Items from a data source
###
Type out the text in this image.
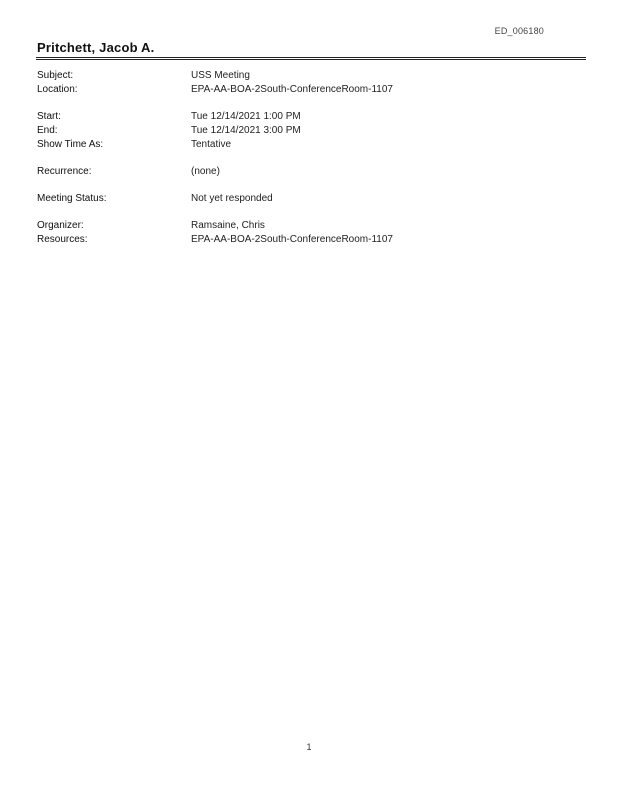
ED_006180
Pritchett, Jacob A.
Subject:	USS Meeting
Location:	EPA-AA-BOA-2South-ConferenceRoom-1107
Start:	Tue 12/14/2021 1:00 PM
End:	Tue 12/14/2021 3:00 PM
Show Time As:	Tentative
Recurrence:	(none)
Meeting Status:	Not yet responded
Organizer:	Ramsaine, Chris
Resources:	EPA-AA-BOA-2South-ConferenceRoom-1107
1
###
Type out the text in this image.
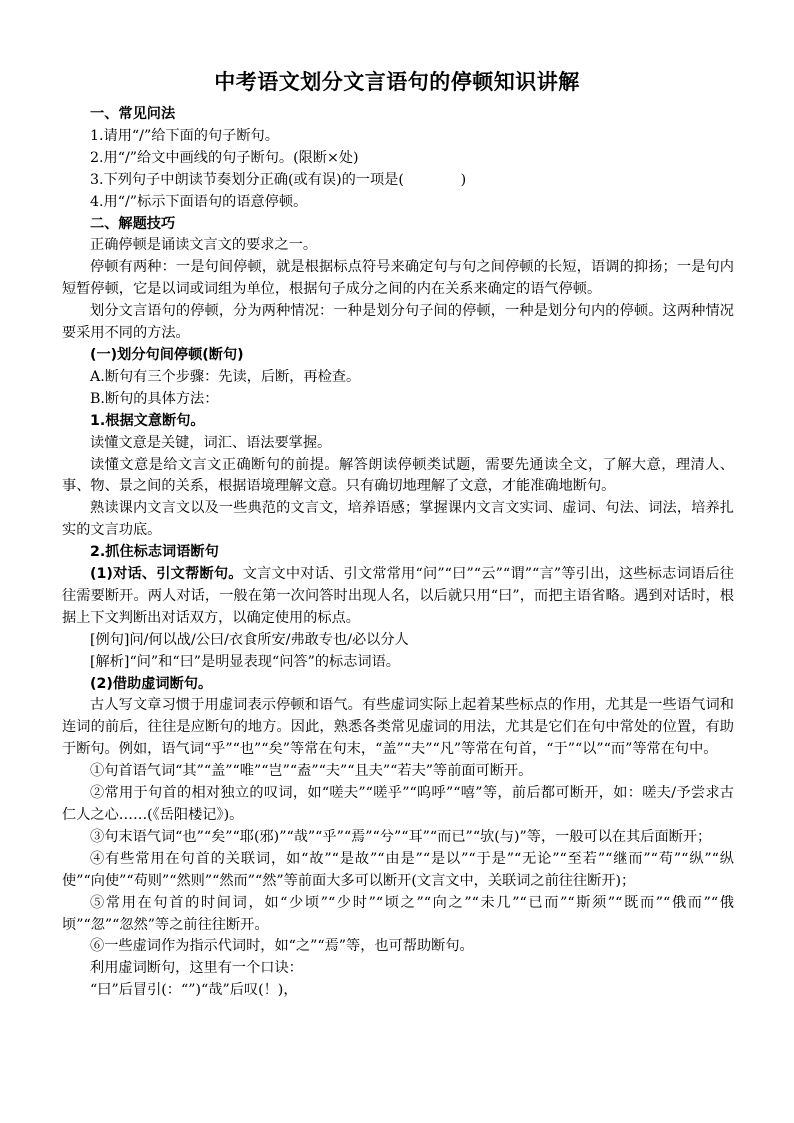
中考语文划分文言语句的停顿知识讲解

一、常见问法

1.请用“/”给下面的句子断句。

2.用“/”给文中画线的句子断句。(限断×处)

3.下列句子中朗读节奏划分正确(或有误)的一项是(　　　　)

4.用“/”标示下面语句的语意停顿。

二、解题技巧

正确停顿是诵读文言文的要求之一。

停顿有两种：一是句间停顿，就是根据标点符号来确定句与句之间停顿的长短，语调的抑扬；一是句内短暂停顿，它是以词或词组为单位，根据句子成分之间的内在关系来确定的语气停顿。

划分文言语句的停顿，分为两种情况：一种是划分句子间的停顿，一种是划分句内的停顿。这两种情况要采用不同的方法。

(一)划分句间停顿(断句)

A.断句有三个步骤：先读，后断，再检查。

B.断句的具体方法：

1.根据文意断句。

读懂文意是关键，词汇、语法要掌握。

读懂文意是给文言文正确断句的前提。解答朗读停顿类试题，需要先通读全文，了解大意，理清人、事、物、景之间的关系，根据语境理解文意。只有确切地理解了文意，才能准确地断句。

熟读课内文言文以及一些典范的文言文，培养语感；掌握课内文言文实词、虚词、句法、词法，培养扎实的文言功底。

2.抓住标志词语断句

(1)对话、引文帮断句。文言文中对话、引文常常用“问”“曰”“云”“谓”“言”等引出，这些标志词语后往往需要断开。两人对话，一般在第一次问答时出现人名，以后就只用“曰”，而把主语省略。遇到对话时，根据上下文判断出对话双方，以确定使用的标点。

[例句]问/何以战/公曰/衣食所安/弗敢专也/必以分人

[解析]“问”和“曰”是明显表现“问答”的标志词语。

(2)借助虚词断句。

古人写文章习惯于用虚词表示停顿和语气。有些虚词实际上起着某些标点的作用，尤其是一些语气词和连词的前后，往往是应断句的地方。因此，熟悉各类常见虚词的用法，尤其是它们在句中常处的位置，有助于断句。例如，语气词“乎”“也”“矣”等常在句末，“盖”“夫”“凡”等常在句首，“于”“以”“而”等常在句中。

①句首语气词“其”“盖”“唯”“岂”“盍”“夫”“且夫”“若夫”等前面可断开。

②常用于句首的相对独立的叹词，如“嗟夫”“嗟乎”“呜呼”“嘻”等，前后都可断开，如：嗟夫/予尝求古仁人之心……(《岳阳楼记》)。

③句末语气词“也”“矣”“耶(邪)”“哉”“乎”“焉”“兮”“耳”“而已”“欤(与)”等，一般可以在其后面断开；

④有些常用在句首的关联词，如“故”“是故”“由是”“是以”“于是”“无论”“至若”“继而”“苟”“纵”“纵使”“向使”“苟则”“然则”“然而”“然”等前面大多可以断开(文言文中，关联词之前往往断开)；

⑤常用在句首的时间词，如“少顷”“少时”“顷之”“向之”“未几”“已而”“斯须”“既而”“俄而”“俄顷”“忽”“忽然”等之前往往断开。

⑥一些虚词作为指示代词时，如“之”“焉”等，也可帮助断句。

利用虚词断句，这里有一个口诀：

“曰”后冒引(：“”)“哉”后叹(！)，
###
WHAT TO WORK ON
Say how many lines in the records contain the string "Meeting", and say nothing else.

REPLY TO THE TASK
2